-- Start Exercise materials --

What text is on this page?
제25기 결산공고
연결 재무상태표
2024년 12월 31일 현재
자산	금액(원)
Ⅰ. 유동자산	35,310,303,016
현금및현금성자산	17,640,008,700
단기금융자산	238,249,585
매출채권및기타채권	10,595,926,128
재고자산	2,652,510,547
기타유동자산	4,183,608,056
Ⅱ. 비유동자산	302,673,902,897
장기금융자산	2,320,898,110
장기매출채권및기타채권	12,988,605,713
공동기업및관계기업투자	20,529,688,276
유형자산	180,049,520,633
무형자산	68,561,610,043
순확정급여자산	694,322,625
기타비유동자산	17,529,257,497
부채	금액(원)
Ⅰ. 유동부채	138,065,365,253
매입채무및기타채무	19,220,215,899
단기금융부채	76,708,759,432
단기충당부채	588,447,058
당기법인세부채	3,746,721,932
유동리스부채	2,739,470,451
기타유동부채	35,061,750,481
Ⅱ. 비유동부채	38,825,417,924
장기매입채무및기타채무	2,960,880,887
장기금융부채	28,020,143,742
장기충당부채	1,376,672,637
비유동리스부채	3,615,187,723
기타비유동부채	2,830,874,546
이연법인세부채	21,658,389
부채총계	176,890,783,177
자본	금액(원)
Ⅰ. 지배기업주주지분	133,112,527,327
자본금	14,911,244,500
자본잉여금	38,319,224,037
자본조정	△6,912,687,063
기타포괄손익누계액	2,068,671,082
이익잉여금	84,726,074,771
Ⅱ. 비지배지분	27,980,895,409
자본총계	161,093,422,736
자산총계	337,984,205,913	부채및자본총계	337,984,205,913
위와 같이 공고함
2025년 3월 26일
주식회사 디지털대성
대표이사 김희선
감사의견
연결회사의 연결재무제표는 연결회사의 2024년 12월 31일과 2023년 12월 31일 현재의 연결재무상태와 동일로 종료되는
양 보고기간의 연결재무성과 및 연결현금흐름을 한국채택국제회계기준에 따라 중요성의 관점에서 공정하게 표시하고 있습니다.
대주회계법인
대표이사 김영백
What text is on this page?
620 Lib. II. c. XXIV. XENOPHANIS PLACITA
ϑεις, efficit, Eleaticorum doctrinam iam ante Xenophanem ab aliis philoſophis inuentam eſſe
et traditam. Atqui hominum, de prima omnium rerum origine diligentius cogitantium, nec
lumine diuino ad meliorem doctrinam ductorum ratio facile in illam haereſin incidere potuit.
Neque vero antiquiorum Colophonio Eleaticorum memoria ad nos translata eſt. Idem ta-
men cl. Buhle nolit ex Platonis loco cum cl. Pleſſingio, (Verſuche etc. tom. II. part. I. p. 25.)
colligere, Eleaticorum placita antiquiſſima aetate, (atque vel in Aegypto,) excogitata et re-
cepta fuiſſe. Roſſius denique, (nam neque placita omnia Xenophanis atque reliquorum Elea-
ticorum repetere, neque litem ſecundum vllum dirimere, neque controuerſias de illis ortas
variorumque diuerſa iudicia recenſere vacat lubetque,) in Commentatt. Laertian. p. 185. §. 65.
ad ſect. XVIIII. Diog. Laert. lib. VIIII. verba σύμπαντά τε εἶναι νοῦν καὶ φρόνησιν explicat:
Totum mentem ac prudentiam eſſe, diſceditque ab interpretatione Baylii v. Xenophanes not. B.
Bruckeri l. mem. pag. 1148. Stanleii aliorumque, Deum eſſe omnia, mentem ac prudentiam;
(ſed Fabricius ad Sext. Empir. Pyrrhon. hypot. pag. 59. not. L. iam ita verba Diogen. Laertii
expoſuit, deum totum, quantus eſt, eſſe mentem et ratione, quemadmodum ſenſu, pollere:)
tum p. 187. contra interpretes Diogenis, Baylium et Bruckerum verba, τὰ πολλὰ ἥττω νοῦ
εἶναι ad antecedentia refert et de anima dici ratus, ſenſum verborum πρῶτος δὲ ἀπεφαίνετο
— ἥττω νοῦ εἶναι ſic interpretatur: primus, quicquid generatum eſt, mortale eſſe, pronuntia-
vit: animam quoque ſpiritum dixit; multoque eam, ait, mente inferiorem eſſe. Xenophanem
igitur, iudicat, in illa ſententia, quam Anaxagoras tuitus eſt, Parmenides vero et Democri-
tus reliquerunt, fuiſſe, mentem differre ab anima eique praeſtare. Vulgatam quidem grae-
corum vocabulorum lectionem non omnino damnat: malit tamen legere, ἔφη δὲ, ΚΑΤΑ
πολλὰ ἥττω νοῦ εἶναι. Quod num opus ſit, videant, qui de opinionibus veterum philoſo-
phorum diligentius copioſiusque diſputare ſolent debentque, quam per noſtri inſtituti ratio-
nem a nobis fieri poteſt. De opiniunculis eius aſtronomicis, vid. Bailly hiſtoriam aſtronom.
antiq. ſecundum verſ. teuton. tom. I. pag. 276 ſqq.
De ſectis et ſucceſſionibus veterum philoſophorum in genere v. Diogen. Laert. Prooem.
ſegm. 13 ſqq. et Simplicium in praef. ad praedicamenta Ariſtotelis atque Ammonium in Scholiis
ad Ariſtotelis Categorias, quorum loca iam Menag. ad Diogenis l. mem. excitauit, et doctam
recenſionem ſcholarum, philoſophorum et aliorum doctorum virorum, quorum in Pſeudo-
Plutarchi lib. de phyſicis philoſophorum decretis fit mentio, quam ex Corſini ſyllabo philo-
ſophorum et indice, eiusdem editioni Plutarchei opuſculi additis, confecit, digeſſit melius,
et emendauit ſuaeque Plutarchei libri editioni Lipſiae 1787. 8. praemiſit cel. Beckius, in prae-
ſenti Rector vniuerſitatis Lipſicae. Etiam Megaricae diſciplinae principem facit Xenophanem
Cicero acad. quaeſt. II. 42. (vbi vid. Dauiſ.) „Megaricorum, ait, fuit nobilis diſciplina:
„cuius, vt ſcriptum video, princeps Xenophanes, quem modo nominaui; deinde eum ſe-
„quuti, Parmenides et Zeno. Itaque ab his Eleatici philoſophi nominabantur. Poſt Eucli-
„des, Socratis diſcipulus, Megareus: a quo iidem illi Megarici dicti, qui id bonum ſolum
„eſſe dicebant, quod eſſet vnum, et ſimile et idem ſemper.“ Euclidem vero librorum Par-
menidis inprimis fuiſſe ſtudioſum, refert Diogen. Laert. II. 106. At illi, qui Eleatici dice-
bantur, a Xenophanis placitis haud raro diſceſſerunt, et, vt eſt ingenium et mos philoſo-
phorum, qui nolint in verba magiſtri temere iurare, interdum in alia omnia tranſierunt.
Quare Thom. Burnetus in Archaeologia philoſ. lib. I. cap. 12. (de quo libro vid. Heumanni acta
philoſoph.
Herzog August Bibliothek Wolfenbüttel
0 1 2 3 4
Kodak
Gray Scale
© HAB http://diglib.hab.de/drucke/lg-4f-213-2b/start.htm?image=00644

-- End Exercise materials --

Each line of the listing should be echoed back exactly.

Exercise output ::
What text is on this page?
제25기 결산공고
연결 재무상태표
2024년 12월 31일 현재
자산	금액(원)
Ⅰ. 유동자산	35,310,303,016
현금및현금성자산	17,640,008,700
단기금융자산	238,249,585
매출채권및기타채권	10,595,926,128
재고자산	2,652,510,547
기타유동자산	4,183,608,056
Ⅱ. 비유동자산	302,673,902,897
장기금융자산	2,320,898,110
장기매출채권및기타채권	12,988,605,713
공동기업및관계기업투자	20,529,688,276
유형자산	180,049,520,633
무형자산	68,561,610,043
순확정급여자산	694,322,625
기타비유동자산	17,529,257,497
부채	금액(원)
Ⅰ. 유동부채	138,065,365,253
매입채무및기타채무	19,220,215,899
단기금융부채	76,708,759,432
단기충당부채	588,447,058
당기법인세부채	3,746,721,932
유동리스부채	2,739,470,451
기타유동부채	35,061,750,481
Ⅱ. 비유동부채	38,825,417,924
장기매입채무및기타채무	2,960,880,887
장기금융부채	28,020,143,742
장기충당부채	1,376,672,637
비유동리스부채	3,615,187,723
기타비유동부채	2,830,874,546
이연법인세부채	21,658,389
부채총계	176,890,783,177
자본	금액(원)
Ⅰ. 지배기업주주지분	133,112,527,327
자본금	14,911,244,500
자본잉여금	38,319,224,037
자본조정	△6,912,687,063
기타포괄손익누계액	2,068,671,082
이익잉여금	84,726,074,771
Ⅱ. 비지배지분	27,980,895,409
자본총계	161,093,422,736
자산총계	337,984,205,913	부채및자본총계	337,984,205,913
위와 같이 공고함
2025년 3월 26일
주식회사 디지털대성
대표이사 김희선
감사의견
연결회사의 연결재무제표는 연결회사의 2024년 12월 31일과 2023년 12월 31일 현재의 연결재무상태와 동일로 종료되는
양 보고기간의 연결재무성과 및 연결현금흐름을 한국채택국제회계기준에 따라 중요성의 관점에서 공정하게 표시하고 있습니다.
대주회계법인
대표이사 김영백
What text is on this page?
620 Lib. II. c. XXIV. XENOPHANIS PLACITA
ϑεις, efficit, Eleaticorum doctrinam iam ante Xenophanem ab aliis philoſophis inuentam eſſe
et traditam. Atqui hominum, de prima omnium rerum origine diligentius cogitantium, nec
lumine diuino ad meliorem doctrinam ductorum ratio facile in illam haereſin incidere potuit.
Neque vero antiquiorum Colophonio Eleaticorum memoria ad nos translata eſt. Idem ta-
men cl. Buhle nolit ex Platonis loco cum cl. Pleſſingio, (Verſuche etc. tom. II. part. I. p. 25.)
colligere, Eleaticorum placita antiquiſſima aetate, (atque vel in Aegypto,) excogitata et re-
cepta fuiſſe. Roſſius denique, (nam neque placita omnia Xenophanis atque reliquorum Elea-
ticorum repetere, neque litem ſecundum vllum dirimere, neque controuerſias de illis ortas
variorumque diuerſa iudicia recenſere vacat lubetque,) in Commentatt. Laertian. p. 185. §. 65.
ad ſect. XVIIII. Diog. Laert. lib. VIIII. verba σύμπαντά τε εἶναι νοῦν καὶ φρόνησιν explicat:
Totum mentem ac prudentiam eſſe, diſceditque ab interpretatione Baylii v. Xenophanes not. B.
Bruckeri l. mem. pag. 1148. Stanleii aliorumque, Deum eſſe omnia, mentem ac prudentiam;
(ſed Fabricius ad Sext. Empir. Pyrrhon. hypot. pag. 59. not. L. iam ita verba Diogen. Laertii
expoſuit, deum totum, quantus eſt, eſſe mentem et ratione, quemadmodum ſenſu, pollere:)
tum p. 187. contra interpretes Diogenis, Baylium et Bruckerum verba, τὰ πολλὰ ἥττω νοῦ
εἶναι ad antecedentia refert et de anima dici ratus, ſenſum verborum πρῶτος δὲ ἀπεφαίνετο
— ἥττω νοῦ εἶναι ſic interpretatur: primus, quicquid generatum eſt, mortale eſſe, pronuntia-
vit: animam quoque ſpiritum dixit; multoque eam, ait, mente inferiorem eſſe. Xenophanem
igitur, iudicat, in illa ſententia, quam Anaxagoras tuitus eſt, Parmenides vero et Democri-
tus reliquerunt, fuiſſe, mentem differre ab anima eique praeſtare. Vulgatam quidem grae-
corum vocabulorum lectionem non omnino damnat: malit tamen legere, ἔφη δὲ, ΚΑΤΑ
πολλὰ ἥττω νοῦ εἶναι. Quod num opus ſit, videant, qui de opinionibus veterum philoſo-
phorum diligentius copioſiusque diſputare ſolent debentque, quam per noſtri inſtituti ratio-
nem a nobis fieri poteſt. De opiniunculis eius aſtronomicis, vid. Bailly hiſtoriam aſtronom.
antiq. ſecundum verſ. teuton. tom. I. pag. 276 ſqq.
De ſectis et ſucceſſionibus veterum philoſophorum in genere v. Diogen. Laert. Prooem.
ſegm. 13 ſqq. et Simplicium in praef. ad praedicamenta Ariſtotelis atque Ammonium in Scholiis
ad Ariſtotelis Categorias, quorum loca iam Menag. ad Diogenis l. mem. excitauit, et doctam
recenſionem ſcholarum, philoſophorum et aliorum doctorum virorum, quorum in Pſeudo-
Plutarchi lib. de phyſicis philoſophorum decretis fit mentio, quam ex Corſini ſyllabo philo-
ſophorum et indice, eiusdem editioni Plutarchei opuſculi additis, confecit, digeſſit melius,
et emendauit ſuaeque Plutarchei libri editioni Lipſiae 1787. 8. praemiſit cel. Beckius, in prae-
ſenti Rector vniuerſitatis Lipſicae. Etiam Megaricae diſciplinae principem facit Xenophanem
Cicero acad. quaeſt. II. 42. (vbi vid. Dauiſ.) „Megaricorum, ait, fuit nobilis diſciplina:
„cuius, vt ſcriptum video, princeps Xenophanes, quem modo nominaui; deinde eum ſe-
„quuti, Parmenides et Zeno. Itaque ab his Eleatici philoſophi nominabantur. Poſt Eucli-
„des, Socratis diſcipulus, Megareus: a quo iidem illi Megarici dicti, qui id bonum ſolum
„eſſe dicebant, quod eſſet vnum, et ſimile et idem ſemper.“ Euclidem vero librorum Par-
menidis inprimis fuiſſe ſtudioſum, refert Diogen. Laert. II. 106. At illi, qui Eleatici dice-
bantur, a Xenophanis placitis haud raro diſceſſerunt, et, vt eſt ingenium et mos philoſo-
phorum, qui nolint in verba magiſtri temere iurare, interdum in alia omnia tranſierunt.
Quare Thom. Burnetus in Archaeologia philoſ. lib. I. cap. 12. (de quo libro vid. Heumanni acta
philoſoph.
Herzog August Bibliothek Wolfenbüttel
0 1 2 3 4
Kodak
Gray Scale
© HAB http://diglib.hab.de/drucke/lg-4f-213-2b/start.htm?image=00644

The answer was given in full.